_Aim of the task_
Consider the records below. How many of their lines include the word "Volleyball"? State the number and nothing else.

## Begin

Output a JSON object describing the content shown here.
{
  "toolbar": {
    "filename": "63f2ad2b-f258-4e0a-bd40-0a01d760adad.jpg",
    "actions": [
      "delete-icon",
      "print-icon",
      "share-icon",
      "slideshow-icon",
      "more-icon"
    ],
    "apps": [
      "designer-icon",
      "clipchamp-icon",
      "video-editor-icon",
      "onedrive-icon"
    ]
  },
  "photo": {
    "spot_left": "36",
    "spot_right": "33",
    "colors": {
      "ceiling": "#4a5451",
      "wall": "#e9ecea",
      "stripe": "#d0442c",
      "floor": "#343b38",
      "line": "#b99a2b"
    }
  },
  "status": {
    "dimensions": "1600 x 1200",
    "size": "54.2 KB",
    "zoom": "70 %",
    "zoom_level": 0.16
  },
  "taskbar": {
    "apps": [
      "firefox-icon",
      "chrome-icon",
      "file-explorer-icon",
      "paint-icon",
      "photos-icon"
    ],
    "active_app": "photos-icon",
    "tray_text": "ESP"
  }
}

## End
## Begin

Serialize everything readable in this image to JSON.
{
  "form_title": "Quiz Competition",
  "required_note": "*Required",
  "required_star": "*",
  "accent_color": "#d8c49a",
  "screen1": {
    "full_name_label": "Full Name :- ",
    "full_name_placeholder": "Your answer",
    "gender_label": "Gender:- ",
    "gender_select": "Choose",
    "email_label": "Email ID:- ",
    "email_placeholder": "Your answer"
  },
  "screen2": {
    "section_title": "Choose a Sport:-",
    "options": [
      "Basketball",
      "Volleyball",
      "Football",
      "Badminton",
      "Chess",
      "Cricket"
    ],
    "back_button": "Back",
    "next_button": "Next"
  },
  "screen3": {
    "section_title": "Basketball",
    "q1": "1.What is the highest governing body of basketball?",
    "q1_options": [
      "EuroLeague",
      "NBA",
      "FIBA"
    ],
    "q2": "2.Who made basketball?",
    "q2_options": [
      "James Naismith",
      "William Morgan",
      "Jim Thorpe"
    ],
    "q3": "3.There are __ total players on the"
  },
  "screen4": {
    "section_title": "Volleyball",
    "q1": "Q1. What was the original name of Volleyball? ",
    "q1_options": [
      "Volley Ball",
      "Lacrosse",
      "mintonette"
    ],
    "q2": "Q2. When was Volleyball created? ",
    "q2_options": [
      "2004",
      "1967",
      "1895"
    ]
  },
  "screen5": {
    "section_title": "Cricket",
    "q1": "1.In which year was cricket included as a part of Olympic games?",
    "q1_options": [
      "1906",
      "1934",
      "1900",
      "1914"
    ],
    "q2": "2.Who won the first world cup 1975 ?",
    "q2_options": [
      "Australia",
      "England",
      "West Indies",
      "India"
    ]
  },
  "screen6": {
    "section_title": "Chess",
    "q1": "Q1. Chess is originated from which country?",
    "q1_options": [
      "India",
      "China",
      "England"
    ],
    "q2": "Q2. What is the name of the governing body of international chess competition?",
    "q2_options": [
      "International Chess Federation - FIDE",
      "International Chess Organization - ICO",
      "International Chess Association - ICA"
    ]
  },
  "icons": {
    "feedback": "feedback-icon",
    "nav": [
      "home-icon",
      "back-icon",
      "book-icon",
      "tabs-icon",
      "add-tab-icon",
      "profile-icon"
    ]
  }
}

## End

_Problem solution_
4